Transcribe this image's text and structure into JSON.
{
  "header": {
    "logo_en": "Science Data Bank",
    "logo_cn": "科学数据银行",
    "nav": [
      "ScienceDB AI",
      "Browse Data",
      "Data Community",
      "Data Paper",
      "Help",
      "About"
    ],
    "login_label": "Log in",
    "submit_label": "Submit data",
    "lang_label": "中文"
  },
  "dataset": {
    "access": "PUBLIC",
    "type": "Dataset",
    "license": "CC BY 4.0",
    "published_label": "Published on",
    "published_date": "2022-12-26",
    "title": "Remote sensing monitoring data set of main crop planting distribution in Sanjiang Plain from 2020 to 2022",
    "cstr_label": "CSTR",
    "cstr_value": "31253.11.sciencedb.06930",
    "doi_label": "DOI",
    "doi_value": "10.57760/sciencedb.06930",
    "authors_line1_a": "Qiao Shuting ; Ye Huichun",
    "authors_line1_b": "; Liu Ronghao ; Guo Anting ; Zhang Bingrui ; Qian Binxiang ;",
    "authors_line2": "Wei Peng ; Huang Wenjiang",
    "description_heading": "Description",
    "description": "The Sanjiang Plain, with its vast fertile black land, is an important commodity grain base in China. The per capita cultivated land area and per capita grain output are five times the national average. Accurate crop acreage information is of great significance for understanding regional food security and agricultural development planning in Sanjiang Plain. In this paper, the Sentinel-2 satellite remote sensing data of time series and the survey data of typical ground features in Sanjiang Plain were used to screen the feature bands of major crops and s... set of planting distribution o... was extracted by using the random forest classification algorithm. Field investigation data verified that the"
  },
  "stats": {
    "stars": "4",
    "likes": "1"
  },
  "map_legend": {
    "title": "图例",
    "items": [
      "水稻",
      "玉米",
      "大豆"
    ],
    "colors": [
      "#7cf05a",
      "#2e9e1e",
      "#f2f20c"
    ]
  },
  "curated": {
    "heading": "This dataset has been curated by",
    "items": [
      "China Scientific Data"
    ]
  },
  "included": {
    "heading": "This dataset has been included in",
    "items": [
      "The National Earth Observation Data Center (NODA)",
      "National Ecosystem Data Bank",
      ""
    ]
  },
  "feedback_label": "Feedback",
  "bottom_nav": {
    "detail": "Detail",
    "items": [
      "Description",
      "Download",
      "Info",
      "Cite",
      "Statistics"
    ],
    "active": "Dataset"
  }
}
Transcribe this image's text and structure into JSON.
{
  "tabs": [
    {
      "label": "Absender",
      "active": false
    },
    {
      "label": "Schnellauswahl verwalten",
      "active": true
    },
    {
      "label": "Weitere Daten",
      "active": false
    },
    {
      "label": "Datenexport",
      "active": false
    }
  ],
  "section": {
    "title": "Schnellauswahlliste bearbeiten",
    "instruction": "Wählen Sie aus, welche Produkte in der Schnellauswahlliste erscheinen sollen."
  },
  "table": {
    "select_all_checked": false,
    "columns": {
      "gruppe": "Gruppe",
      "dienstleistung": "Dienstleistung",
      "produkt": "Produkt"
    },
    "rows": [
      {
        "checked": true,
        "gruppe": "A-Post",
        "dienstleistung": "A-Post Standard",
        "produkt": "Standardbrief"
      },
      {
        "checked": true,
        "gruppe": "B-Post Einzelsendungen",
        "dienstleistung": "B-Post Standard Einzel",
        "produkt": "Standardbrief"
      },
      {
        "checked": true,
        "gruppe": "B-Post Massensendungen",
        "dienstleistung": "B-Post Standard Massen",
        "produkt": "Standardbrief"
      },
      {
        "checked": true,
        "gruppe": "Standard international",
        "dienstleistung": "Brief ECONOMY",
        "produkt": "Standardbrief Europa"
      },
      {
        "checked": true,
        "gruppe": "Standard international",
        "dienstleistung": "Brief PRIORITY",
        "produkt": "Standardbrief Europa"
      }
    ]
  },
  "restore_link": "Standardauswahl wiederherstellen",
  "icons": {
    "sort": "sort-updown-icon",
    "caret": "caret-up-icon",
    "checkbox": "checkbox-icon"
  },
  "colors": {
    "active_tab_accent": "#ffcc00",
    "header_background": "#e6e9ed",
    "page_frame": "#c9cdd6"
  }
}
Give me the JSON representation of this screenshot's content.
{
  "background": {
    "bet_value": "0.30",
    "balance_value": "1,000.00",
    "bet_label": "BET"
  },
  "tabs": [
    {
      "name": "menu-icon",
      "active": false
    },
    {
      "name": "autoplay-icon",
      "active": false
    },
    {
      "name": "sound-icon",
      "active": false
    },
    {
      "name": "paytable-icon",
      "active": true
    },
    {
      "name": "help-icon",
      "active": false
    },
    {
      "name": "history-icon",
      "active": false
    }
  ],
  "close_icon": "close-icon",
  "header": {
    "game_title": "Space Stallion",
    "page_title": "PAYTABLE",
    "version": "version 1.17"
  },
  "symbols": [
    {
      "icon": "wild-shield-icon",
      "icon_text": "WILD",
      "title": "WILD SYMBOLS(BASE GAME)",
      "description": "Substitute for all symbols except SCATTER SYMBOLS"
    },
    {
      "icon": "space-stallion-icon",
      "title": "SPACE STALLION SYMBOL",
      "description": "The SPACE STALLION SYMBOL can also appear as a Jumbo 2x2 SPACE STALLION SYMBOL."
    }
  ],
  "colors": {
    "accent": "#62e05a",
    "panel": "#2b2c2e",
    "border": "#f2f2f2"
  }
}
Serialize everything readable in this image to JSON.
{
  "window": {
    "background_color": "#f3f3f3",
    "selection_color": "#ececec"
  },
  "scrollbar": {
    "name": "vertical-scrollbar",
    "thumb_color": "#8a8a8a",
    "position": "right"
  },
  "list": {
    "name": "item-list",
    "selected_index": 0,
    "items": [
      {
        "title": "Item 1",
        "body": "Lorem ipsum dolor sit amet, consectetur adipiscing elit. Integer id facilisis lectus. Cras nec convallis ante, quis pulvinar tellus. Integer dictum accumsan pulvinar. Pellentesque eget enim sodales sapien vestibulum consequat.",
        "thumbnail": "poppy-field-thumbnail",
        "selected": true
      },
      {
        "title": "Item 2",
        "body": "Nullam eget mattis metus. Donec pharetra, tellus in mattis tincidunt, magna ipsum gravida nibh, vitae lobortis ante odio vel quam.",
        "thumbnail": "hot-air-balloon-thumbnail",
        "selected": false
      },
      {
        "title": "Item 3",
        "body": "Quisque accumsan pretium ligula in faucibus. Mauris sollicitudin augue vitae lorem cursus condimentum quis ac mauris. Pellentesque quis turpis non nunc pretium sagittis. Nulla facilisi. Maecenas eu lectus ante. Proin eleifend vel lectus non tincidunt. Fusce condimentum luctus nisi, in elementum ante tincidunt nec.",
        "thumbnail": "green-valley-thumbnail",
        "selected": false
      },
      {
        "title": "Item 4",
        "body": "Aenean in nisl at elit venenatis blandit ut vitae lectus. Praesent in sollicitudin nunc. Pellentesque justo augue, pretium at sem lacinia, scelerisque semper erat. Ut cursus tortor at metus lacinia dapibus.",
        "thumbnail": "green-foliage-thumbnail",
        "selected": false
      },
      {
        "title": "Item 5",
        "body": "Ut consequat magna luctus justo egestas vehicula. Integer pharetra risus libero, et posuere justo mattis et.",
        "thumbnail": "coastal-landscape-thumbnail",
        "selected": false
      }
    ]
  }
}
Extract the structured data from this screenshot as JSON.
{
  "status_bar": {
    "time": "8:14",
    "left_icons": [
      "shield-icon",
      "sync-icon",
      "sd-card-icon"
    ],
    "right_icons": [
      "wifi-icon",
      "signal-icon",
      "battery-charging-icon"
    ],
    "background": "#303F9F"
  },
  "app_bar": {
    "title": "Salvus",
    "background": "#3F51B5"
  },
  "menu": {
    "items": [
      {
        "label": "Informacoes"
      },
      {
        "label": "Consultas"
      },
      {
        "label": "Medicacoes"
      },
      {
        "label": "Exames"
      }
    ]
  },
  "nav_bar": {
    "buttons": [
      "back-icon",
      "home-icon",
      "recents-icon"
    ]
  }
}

+ + + + + + +

EXERCISE DESCRIPTION: Work through the data and report how many of its lines hold the word "nunc", giving only the figure.

CORRECT OUTPUT: 2